_WORK REQUIRED_. Copy every line that mentions the word "after".

_INFORMATION SUPPLIED_.
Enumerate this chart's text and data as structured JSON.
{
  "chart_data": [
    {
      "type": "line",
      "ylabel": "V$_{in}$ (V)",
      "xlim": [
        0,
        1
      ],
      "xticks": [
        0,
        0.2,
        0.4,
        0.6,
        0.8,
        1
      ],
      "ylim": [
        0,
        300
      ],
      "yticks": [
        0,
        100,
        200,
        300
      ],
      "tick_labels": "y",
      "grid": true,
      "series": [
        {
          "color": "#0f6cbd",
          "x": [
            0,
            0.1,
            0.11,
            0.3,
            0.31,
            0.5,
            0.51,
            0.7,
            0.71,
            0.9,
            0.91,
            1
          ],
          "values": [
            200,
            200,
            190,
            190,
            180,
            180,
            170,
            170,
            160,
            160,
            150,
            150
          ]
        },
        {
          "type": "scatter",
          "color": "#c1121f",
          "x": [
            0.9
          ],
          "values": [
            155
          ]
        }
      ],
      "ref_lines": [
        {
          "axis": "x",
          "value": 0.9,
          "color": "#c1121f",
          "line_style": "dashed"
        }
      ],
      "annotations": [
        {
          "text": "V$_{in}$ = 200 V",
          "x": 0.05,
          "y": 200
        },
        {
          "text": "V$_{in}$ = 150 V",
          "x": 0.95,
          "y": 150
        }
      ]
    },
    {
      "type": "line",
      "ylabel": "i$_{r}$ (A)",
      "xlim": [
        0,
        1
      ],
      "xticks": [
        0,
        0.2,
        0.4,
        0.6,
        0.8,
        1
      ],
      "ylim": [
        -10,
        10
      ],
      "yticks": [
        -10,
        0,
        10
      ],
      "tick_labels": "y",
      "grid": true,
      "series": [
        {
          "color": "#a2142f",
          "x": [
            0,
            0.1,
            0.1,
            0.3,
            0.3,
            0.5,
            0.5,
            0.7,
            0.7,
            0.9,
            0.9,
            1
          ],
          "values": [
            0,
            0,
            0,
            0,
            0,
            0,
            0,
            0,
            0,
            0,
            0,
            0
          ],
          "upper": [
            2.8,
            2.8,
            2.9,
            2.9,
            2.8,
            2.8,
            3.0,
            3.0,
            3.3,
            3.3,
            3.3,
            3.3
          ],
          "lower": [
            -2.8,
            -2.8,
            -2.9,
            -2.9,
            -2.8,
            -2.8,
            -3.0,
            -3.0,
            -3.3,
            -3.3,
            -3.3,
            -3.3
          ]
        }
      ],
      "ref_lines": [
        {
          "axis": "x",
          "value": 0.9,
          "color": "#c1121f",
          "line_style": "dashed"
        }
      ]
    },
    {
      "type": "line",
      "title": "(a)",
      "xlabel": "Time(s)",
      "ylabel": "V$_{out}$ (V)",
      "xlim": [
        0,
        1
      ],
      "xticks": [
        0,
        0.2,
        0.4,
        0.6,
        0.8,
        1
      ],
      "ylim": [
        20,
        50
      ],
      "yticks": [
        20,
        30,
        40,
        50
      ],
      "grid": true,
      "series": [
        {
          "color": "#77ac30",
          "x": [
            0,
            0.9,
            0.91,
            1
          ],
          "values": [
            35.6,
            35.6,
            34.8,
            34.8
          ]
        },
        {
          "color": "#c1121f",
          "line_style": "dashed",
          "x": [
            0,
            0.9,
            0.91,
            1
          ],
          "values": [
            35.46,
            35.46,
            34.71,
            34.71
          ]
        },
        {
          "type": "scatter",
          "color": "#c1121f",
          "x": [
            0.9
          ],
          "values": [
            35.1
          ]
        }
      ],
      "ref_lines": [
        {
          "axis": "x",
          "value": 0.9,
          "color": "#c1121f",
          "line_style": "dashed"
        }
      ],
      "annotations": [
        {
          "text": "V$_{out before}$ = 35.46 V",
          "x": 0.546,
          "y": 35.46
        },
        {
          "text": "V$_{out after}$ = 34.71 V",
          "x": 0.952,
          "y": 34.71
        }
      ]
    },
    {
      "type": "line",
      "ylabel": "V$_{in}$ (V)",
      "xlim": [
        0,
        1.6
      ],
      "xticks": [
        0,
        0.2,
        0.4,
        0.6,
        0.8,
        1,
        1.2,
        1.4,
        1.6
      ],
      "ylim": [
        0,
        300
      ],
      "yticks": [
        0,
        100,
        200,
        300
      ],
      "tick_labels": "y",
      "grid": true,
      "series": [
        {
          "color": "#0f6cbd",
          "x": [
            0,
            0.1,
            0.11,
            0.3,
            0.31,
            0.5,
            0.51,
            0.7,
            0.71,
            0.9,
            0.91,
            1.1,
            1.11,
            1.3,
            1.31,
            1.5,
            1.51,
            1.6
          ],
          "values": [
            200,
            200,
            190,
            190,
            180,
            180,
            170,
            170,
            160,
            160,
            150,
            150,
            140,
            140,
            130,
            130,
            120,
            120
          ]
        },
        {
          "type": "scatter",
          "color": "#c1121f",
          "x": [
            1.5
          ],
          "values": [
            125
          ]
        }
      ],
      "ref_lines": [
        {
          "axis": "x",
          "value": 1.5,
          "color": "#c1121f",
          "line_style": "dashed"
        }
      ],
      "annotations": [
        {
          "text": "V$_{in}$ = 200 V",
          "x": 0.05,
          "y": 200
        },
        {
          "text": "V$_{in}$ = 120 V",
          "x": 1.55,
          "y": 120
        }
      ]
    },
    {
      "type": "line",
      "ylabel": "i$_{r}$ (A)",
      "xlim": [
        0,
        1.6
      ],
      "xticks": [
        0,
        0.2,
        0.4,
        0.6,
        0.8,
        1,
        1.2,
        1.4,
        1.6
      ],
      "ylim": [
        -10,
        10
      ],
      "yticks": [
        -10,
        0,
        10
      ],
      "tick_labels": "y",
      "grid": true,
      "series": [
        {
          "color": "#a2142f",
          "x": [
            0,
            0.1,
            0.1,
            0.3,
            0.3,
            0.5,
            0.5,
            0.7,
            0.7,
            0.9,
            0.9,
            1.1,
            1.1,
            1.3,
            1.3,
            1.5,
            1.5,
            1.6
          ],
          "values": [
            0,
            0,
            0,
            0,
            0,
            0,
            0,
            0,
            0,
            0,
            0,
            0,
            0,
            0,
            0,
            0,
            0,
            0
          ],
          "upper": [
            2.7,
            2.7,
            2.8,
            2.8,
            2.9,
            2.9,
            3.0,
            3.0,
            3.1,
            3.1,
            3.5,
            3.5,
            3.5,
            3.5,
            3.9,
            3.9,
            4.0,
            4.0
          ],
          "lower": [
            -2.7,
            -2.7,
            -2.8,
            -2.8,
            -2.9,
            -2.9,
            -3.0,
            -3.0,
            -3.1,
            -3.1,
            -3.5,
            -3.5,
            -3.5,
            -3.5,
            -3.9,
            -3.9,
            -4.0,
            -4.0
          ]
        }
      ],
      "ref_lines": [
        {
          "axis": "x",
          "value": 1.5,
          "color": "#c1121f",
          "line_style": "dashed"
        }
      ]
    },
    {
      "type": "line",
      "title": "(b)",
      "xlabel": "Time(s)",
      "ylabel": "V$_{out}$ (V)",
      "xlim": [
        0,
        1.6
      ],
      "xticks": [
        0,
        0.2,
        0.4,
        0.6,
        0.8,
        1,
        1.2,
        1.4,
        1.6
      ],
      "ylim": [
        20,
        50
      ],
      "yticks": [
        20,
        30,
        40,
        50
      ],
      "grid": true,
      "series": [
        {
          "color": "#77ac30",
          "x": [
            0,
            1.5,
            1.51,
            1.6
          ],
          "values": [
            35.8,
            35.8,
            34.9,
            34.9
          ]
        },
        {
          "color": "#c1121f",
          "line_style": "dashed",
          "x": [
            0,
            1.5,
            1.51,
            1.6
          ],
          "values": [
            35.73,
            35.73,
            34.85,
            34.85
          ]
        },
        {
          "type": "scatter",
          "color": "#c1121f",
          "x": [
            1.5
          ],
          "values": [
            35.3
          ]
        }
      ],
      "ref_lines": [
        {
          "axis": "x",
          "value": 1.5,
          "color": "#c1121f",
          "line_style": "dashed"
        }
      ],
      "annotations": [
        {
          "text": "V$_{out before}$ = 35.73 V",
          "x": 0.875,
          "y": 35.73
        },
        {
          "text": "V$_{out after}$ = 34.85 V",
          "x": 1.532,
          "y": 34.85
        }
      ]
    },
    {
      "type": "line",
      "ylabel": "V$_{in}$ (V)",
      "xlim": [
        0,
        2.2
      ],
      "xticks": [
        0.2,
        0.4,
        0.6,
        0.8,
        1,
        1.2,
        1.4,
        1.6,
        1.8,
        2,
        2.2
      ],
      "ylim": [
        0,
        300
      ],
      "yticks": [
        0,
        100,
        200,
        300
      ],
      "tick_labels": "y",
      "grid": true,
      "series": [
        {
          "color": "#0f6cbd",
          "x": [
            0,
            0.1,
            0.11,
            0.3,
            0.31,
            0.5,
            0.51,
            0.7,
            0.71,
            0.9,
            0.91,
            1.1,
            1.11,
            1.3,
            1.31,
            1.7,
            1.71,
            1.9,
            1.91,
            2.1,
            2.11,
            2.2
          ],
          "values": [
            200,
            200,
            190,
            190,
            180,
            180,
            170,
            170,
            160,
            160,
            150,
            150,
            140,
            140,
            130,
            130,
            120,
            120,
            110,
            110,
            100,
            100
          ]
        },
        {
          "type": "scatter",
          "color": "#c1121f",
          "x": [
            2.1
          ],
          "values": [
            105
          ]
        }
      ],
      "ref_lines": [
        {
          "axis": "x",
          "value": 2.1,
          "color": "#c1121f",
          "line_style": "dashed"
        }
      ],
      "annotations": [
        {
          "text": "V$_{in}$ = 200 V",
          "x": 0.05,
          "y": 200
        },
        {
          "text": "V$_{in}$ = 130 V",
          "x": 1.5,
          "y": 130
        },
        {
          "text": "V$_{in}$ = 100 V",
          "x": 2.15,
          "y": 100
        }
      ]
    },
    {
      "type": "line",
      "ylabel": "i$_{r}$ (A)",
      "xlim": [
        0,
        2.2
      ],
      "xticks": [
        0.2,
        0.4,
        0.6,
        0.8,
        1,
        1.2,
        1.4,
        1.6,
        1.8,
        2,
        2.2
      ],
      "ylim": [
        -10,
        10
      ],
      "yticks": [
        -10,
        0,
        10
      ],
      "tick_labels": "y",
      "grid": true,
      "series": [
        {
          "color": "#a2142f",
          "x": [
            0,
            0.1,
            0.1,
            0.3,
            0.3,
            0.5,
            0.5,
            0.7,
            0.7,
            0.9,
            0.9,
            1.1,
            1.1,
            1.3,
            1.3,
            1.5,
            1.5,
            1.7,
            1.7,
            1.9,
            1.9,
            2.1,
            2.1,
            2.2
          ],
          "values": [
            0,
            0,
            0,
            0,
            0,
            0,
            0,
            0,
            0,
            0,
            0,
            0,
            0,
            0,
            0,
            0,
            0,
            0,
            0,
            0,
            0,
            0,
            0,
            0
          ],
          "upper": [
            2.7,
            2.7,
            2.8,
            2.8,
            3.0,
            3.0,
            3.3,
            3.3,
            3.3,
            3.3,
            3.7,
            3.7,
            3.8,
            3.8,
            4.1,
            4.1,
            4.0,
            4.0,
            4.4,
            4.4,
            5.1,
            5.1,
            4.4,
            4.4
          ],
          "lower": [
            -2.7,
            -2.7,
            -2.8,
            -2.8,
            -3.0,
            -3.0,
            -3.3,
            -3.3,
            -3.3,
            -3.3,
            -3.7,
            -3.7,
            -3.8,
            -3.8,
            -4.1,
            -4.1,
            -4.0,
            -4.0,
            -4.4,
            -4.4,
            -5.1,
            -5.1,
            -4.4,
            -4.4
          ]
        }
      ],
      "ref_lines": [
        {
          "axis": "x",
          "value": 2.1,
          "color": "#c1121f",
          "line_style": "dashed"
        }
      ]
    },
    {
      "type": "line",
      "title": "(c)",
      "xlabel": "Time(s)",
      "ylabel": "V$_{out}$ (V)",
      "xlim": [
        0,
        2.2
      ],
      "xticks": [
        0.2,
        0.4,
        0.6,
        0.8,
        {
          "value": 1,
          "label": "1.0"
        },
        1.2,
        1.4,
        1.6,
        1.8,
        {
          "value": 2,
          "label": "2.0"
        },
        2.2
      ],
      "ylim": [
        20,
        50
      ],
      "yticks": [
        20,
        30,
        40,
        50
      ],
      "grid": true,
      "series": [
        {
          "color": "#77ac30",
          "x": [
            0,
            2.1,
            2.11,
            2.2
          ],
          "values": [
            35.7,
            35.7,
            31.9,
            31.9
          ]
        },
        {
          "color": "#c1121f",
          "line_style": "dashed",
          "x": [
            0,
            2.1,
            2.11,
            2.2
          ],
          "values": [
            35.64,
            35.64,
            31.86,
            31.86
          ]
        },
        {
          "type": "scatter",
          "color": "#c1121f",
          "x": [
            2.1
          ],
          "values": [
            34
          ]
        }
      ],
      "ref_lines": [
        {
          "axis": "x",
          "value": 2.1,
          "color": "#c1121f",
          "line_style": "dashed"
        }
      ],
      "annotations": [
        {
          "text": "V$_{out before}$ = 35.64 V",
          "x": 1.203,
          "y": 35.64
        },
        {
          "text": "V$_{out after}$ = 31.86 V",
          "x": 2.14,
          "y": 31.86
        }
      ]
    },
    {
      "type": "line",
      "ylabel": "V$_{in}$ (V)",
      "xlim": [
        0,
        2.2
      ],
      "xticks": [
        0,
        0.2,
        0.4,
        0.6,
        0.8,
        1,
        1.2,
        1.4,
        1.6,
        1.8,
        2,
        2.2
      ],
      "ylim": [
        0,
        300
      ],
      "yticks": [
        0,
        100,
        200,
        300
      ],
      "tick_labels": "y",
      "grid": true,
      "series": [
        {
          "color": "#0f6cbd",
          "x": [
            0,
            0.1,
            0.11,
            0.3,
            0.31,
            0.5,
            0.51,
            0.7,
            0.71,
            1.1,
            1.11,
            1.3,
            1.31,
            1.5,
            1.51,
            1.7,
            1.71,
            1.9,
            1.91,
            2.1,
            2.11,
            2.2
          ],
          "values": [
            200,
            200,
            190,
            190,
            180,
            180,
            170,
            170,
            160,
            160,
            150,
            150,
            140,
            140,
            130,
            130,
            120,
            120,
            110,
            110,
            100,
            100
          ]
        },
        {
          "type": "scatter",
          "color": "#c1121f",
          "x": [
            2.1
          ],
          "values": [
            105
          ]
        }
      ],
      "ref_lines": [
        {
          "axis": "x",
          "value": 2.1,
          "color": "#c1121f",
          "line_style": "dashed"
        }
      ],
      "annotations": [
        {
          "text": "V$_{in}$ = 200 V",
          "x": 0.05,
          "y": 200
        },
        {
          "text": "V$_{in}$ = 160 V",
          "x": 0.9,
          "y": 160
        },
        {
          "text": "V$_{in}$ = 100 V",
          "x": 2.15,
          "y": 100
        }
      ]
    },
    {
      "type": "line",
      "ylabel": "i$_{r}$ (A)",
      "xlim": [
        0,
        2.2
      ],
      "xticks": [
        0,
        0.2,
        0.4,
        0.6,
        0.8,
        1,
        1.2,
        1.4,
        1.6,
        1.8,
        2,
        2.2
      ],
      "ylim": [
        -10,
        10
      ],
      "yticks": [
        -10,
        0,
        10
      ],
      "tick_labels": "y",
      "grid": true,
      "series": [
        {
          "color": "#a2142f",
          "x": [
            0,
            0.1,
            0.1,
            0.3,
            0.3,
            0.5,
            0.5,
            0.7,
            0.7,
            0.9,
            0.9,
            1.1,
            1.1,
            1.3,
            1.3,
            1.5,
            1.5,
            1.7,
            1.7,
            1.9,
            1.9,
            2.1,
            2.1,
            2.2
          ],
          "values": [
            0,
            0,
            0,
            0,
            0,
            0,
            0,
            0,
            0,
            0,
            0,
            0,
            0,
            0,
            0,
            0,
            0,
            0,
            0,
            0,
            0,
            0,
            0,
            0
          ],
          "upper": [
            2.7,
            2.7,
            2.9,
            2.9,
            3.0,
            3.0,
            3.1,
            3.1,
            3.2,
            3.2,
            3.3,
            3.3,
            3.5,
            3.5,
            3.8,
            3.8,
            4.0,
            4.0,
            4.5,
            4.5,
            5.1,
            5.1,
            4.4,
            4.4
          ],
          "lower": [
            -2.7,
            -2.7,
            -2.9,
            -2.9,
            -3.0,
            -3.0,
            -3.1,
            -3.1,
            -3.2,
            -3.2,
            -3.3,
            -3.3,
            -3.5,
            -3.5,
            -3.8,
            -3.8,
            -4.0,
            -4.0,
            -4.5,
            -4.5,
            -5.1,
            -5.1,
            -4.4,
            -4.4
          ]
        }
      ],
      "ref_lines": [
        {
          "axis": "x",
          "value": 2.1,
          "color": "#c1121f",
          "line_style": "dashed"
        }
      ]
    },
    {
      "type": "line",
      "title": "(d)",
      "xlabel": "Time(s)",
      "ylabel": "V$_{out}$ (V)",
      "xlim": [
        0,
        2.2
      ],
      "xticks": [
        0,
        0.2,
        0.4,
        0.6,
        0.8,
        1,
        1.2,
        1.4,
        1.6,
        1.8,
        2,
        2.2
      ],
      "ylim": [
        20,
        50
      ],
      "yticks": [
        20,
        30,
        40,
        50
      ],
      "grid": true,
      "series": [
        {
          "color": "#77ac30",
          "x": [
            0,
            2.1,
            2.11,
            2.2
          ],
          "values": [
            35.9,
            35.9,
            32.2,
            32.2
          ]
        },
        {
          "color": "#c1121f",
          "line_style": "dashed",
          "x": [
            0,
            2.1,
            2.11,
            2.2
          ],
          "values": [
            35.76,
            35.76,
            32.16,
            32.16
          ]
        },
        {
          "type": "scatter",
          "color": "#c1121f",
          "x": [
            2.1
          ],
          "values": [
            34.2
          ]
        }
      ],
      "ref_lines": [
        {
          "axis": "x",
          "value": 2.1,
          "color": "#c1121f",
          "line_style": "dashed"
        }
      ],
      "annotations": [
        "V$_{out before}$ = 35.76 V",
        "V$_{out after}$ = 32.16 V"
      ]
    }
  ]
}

_EXERCISE RESULT_.
          "text": "V$_{out after}$ = 34.71 V",
          "text": "V$_{out after}$ = 34.85 V",
          "text": "V$_{out after}$ = 31.86 V",
        "V$_{out after}$ = 32.16 V"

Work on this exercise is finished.